**Instructions for the task:** Tally the lines of the listing that contain the word "name", then give the total and nothing else.

[Data extracted from a collection]

----------

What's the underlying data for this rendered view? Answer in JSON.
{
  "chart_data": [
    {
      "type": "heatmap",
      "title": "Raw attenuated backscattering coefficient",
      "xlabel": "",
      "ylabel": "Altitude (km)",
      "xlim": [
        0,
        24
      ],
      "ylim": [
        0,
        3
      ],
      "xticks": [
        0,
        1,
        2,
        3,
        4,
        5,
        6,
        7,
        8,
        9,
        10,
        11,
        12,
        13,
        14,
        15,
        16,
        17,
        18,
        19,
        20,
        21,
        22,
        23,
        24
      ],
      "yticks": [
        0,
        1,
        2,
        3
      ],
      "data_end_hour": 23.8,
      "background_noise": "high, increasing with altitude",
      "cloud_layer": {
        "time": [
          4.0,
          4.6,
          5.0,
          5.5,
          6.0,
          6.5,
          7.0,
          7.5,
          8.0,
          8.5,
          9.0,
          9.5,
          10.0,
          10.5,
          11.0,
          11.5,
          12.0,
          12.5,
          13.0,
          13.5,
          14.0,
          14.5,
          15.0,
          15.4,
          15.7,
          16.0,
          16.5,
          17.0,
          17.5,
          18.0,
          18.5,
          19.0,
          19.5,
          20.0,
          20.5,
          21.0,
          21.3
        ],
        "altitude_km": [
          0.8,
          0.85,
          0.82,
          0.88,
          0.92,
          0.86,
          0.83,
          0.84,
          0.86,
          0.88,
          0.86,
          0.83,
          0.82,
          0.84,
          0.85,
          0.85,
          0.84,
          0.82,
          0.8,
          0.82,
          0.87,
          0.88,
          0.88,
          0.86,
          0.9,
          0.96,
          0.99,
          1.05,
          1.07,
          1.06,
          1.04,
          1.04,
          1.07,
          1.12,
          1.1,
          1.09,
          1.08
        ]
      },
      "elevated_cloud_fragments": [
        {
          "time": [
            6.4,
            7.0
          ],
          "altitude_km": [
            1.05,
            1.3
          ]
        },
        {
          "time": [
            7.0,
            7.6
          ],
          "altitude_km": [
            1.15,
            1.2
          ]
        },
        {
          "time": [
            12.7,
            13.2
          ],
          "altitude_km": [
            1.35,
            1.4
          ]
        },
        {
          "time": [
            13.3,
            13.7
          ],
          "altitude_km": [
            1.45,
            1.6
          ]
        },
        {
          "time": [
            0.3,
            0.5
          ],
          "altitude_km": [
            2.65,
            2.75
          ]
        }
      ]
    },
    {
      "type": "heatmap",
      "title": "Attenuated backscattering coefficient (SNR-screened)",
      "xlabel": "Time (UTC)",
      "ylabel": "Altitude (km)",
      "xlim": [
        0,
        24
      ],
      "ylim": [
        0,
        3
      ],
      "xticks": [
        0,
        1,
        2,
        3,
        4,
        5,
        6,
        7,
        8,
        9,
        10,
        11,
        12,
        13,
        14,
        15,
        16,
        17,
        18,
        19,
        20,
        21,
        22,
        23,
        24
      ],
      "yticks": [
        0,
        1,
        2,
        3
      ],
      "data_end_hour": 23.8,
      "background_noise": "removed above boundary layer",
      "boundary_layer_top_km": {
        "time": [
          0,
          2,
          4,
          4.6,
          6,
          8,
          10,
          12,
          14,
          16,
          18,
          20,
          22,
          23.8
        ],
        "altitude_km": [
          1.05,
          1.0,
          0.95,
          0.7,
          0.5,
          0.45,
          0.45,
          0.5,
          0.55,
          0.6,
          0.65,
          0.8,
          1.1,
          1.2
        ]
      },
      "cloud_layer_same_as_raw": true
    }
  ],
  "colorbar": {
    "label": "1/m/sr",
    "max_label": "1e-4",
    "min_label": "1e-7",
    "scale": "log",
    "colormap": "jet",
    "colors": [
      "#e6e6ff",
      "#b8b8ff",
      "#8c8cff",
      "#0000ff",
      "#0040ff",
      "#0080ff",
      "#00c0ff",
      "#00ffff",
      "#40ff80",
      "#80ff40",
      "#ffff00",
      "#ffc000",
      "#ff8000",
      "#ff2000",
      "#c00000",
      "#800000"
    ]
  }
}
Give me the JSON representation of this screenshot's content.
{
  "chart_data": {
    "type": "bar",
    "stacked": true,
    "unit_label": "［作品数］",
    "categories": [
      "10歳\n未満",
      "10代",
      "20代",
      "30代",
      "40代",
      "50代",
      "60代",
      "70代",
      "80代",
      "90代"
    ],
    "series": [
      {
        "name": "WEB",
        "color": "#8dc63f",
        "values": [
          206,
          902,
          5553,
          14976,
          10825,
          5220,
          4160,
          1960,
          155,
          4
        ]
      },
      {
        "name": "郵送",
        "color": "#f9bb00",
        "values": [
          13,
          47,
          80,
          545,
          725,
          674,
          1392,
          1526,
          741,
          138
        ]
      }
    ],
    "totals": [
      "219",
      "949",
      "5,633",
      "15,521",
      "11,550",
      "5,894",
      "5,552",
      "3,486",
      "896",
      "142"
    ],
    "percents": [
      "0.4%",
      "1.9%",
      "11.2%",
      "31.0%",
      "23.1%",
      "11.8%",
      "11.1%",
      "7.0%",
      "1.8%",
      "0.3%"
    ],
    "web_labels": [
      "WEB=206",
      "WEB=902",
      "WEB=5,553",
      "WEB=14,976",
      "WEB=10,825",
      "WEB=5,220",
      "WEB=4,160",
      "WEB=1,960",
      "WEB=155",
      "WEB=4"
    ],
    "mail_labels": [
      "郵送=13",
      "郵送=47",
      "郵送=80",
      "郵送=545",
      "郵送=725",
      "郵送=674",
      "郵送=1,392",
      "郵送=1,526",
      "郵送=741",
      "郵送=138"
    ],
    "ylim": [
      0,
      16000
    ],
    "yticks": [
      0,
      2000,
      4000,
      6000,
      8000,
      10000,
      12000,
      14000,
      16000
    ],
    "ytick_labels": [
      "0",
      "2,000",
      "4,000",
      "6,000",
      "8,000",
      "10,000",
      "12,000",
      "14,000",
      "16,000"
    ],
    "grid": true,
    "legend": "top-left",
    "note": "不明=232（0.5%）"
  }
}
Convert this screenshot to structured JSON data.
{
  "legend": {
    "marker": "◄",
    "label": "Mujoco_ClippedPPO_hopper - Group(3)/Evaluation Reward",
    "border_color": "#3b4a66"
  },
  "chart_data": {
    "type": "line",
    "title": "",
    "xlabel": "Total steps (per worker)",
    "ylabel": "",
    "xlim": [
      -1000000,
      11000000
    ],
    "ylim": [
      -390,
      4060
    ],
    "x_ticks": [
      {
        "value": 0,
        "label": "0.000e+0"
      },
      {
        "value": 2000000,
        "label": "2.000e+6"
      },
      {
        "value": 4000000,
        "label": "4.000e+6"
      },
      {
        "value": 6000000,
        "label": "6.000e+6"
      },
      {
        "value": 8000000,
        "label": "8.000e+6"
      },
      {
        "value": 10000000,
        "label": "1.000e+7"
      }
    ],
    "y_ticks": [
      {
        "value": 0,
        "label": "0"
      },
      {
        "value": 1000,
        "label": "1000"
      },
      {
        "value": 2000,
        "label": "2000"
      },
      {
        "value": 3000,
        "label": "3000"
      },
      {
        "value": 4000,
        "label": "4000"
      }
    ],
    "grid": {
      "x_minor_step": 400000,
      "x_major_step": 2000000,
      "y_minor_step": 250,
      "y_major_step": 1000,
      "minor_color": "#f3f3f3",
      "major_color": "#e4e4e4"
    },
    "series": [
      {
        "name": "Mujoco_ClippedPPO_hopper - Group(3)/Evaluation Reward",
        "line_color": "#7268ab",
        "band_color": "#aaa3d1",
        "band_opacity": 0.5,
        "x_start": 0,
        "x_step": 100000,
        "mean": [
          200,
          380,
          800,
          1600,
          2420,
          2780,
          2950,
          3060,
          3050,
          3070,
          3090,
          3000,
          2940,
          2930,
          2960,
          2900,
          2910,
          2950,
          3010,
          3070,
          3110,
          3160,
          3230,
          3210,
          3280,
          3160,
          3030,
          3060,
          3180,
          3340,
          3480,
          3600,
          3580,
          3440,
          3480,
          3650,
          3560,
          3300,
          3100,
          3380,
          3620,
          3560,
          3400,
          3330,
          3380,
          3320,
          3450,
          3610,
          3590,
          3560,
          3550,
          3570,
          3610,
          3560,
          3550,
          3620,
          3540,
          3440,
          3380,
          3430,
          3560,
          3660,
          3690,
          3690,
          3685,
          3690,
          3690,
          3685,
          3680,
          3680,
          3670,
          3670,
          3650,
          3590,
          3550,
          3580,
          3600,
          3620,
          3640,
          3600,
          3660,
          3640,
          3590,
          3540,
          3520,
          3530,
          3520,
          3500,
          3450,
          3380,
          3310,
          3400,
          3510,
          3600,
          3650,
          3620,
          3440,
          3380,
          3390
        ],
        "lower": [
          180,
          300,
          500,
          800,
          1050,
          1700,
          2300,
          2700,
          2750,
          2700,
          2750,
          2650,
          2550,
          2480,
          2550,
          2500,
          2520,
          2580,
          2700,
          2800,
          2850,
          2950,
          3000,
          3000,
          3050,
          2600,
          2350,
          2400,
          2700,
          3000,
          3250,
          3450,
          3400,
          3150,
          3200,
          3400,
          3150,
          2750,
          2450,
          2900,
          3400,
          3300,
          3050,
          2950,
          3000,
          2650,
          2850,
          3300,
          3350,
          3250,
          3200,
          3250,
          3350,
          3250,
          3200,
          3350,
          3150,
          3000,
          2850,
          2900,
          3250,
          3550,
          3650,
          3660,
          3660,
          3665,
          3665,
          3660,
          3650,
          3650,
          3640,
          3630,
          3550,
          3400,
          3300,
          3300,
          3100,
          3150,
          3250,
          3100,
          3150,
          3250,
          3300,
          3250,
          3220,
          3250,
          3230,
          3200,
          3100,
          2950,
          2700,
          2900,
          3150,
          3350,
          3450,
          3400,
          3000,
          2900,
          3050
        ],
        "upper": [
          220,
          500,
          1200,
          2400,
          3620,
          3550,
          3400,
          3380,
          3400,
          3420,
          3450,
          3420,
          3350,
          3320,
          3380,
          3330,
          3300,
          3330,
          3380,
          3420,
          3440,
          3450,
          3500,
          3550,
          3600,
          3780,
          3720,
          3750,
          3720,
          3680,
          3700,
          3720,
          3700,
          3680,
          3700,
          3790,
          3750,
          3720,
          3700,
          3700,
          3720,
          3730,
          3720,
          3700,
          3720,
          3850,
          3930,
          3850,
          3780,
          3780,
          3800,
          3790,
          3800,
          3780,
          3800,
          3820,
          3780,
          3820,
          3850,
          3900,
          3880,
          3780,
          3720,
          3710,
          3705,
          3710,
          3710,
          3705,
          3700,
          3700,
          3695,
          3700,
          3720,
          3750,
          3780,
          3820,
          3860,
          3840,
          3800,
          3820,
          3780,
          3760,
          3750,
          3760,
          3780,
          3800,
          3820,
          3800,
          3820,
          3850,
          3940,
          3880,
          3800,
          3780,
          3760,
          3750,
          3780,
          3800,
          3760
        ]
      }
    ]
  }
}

----------

**Task result:** 3